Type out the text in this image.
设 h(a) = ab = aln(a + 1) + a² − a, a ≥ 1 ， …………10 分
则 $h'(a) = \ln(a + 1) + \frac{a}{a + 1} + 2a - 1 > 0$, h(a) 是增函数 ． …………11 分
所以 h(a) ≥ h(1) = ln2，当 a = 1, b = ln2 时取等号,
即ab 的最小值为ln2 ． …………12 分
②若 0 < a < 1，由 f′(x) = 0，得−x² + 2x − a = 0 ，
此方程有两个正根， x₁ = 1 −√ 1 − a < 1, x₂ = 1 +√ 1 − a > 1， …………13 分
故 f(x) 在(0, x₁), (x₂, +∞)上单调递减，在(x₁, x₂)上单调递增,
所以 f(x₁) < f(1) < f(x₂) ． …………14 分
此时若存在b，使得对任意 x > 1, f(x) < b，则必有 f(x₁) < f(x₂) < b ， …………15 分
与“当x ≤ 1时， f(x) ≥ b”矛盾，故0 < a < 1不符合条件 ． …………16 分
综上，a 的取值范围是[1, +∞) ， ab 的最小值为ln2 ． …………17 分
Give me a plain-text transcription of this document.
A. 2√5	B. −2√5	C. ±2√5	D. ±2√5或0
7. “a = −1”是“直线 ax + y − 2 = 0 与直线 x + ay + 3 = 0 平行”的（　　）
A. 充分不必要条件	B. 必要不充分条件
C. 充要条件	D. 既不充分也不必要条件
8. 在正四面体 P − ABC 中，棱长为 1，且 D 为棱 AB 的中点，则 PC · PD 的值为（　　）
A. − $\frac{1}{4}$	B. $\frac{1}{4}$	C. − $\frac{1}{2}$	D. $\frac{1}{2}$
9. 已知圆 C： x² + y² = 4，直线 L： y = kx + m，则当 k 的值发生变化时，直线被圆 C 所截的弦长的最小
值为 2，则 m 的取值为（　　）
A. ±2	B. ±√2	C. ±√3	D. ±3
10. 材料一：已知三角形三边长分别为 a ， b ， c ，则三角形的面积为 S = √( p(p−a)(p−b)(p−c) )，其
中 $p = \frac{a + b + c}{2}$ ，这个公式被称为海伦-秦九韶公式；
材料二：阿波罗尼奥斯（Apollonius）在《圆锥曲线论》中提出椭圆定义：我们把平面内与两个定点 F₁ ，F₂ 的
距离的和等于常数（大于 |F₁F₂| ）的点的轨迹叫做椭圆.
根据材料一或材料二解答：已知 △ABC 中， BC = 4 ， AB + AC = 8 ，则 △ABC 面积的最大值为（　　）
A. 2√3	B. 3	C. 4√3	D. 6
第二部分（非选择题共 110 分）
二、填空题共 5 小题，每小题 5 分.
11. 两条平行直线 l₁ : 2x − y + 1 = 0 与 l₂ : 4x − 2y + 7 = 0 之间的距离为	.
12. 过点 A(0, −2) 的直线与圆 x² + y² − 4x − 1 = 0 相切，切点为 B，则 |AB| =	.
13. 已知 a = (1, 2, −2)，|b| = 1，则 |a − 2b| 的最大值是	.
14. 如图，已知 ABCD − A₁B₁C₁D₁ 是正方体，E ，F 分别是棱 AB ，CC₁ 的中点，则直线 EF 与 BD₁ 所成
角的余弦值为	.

→ WORK INSTRUCTIONS
Provide only the count of lines in the data above that include the string "frac".

→ THE RESULT
3